Using the entries below, return word for word the lines from the one containing "Read this page and output its text content." up to and including the last.

※ ※ ※

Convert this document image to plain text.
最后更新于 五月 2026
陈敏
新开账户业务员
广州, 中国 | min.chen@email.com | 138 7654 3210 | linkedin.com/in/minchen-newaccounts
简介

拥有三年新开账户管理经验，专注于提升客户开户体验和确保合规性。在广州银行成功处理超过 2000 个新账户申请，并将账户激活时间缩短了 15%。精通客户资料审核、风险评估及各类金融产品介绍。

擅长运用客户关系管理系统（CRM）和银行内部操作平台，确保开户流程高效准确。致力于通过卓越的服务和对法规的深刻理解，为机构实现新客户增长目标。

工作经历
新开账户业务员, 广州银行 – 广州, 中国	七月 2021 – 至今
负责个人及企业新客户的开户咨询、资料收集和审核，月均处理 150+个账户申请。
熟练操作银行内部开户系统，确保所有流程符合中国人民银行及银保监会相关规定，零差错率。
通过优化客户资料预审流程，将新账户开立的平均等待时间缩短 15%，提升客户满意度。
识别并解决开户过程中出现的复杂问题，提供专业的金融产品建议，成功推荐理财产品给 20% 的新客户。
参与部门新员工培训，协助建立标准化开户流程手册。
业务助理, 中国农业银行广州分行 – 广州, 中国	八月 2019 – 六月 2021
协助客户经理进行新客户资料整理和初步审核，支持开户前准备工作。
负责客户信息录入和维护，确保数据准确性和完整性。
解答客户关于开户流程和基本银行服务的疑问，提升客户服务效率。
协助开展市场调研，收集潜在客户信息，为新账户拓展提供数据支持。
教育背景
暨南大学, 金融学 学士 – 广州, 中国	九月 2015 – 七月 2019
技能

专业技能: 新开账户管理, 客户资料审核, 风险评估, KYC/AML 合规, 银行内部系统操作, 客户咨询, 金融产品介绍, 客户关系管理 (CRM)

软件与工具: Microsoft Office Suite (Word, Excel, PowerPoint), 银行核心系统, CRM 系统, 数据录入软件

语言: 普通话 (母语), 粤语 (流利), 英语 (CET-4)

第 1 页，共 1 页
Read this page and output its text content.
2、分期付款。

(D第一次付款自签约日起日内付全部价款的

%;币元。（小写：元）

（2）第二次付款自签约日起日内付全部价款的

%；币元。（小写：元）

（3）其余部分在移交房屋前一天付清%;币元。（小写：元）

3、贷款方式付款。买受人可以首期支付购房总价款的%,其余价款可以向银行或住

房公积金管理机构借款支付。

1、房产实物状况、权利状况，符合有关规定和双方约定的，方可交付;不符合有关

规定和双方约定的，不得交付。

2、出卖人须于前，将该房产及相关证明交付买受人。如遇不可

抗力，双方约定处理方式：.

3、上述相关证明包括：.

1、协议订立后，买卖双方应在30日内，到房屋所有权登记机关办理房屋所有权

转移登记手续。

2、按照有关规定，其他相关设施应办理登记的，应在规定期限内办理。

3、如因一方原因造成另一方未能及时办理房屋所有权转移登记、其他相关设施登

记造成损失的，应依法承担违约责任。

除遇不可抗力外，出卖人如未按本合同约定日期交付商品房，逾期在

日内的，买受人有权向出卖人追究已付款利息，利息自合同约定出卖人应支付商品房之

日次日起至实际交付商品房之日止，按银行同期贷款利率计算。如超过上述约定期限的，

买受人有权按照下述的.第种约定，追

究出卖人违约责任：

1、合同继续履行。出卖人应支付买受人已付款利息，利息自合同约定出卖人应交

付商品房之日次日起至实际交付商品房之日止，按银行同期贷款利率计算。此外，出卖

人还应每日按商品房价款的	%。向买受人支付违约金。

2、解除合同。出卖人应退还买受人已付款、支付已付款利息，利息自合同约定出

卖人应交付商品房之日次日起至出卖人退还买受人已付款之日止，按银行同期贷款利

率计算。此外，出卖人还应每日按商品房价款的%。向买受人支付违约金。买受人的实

※ ※ ※

● **RESULT**:
Read this page and output its text content.
2、分期付款。

(D第一次付款自签约日起日内付全部价款的

%;币元。（小写：元）

（2）第二次付款自签约日起日内付全部价款的

%；币元。（小写：元）

（3）其余部分在移交房屋前一天付清%;币元。（小写：元）

3、贷款方式付款。买受人可以首期支付购房总价款的%,其余价款可以向银行或住

房公积金管理机构借款支付。

1、房产实物状况、权利状况，符合有关规定和双方约定的，方可交付;不符合有关

规定和双方约定的，不得交付。

2、出卖人须于前，将该房产及相关证明交付买受人。如遇不可

抗力，双方约定处理方式：.

3、上述相关证明包括：.

1、协议订立后，买卖双方应在30日内，到房屋所有权登记机关办理房屋所有权

转移登记手续。

2、按照有关规定，其他相关设施应办理登记的，应在规定期限内办理。

3、如因一方原因造成另一方未能及时办理房屋所有权转移登记、其他相关设施登

记造成损失的，应依法承担违约责任。

除遇不可抗力外，出卖人如未按本合同约定日期交付商品房，逾期在

日内的，买受人有权向出卖人追究已付款利息，利息自合同约定出卖人应支付商品房之

日次日起至实际交付商品房之日止，按银行同期贷款利率计算。如超过上述约定期限的，

买受人有权按照下述的.第种约定，追

究出卖人违约责任：

1、合同继续履行。出卖人应支付买受人已付款利息，利息自合同约定出卖人应交

付商品房之日次日起至实际交付商品房之日止，按银行同期贷款利率计算。此外，出卖

人还应每日按商品房价款的	%。向买受人支付违约金。

2、解除合同。出卖人应退还买受人已付款、支付已付款利息，利息自合同约定出

卖人应交付商品房之日次日起至出卖人退还买受人已付款之日止，按银行同期贷款利

率计算。此外，出卖人还应每日按商品房价款的%。向买受人支付违约金。买受人的实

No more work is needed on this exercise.